* **Records for the task**:
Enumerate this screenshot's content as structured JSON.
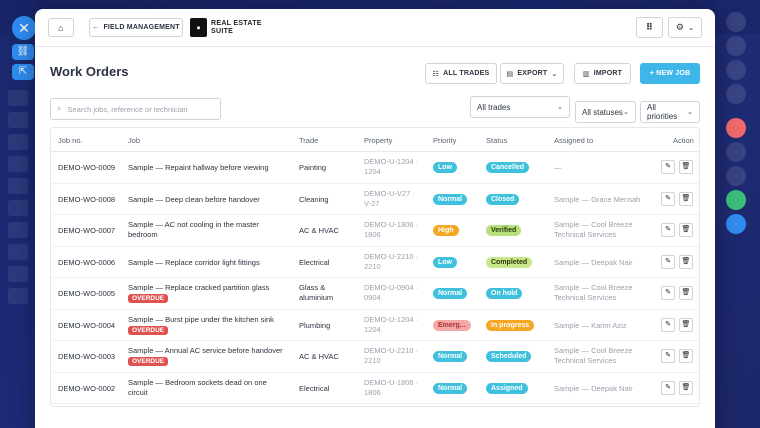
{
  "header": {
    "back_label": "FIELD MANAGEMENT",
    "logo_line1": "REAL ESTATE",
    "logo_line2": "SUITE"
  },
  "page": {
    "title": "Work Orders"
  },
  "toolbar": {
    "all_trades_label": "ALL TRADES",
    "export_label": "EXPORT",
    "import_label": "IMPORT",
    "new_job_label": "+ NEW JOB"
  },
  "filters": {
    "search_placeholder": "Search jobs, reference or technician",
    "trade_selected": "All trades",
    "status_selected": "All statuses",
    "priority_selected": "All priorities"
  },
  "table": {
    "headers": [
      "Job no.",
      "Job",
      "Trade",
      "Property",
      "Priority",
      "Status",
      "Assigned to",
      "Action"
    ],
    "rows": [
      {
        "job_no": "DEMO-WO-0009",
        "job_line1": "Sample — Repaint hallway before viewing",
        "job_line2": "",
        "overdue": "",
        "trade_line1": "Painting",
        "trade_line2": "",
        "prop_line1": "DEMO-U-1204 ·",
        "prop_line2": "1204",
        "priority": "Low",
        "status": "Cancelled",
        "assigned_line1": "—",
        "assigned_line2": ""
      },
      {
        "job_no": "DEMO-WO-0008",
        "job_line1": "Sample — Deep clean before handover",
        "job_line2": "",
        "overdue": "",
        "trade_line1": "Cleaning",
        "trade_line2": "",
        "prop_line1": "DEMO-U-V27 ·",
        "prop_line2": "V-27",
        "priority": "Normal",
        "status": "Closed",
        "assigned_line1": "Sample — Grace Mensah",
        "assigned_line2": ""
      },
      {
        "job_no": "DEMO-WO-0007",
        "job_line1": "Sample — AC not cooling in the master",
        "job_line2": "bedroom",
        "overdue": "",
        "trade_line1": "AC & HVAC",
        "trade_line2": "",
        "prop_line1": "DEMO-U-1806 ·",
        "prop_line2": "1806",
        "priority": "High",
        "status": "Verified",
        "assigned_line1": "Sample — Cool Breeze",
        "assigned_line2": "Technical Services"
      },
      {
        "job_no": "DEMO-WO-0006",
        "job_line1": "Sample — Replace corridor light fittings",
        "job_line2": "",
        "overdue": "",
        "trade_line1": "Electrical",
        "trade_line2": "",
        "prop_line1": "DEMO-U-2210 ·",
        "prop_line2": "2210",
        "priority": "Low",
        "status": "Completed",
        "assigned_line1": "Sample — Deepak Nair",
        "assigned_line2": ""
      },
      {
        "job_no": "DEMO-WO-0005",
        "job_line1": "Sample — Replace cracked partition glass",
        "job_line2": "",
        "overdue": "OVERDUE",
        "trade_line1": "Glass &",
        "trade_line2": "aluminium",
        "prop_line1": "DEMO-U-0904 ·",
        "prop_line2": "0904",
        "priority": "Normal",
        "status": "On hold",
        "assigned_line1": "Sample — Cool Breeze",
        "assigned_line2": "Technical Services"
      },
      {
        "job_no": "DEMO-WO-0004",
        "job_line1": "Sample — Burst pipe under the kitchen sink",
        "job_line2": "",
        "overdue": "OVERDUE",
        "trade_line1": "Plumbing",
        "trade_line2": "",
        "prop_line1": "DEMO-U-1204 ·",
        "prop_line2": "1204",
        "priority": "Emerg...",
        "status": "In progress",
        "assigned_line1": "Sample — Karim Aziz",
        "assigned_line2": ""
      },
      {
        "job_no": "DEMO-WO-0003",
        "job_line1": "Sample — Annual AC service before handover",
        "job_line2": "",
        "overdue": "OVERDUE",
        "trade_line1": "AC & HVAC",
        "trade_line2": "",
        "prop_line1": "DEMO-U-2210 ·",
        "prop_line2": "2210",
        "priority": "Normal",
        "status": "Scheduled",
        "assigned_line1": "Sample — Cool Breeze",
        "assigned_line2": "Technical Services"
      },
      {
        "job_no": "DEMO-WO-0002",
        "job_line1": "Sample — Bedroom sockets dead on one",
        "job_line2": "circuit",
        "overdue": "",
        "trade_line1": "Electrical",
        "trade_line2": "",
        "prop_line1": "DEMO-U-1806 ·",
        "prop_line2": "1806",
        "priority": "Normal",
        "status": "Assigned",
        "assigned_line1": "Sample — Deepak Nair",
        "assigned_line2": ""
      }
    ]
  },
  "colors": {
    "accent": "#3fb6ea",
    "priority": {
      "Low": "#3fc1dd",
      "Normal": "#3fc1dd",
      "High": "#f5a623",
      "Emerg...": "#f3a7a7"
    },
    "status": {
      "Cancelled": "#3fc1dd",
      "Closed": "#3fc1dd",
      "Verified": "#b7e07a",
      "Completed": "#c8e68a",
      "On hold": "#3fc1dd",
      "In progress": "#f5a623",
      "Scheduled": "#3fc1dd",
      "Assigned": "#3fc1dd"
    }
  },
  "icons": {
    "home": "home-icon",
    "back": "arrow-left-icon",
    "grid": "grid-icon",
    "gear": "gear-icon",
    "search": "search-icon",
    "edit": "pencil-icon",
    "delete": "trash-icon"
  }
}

* **Task goal**:
Which lines above hold the word "handover"? Copy each of them.

* **Written response**:
        "job_line1": "Sample — Deep clean before handover",
        "job_line1": "Sample — Annual AC service before handover",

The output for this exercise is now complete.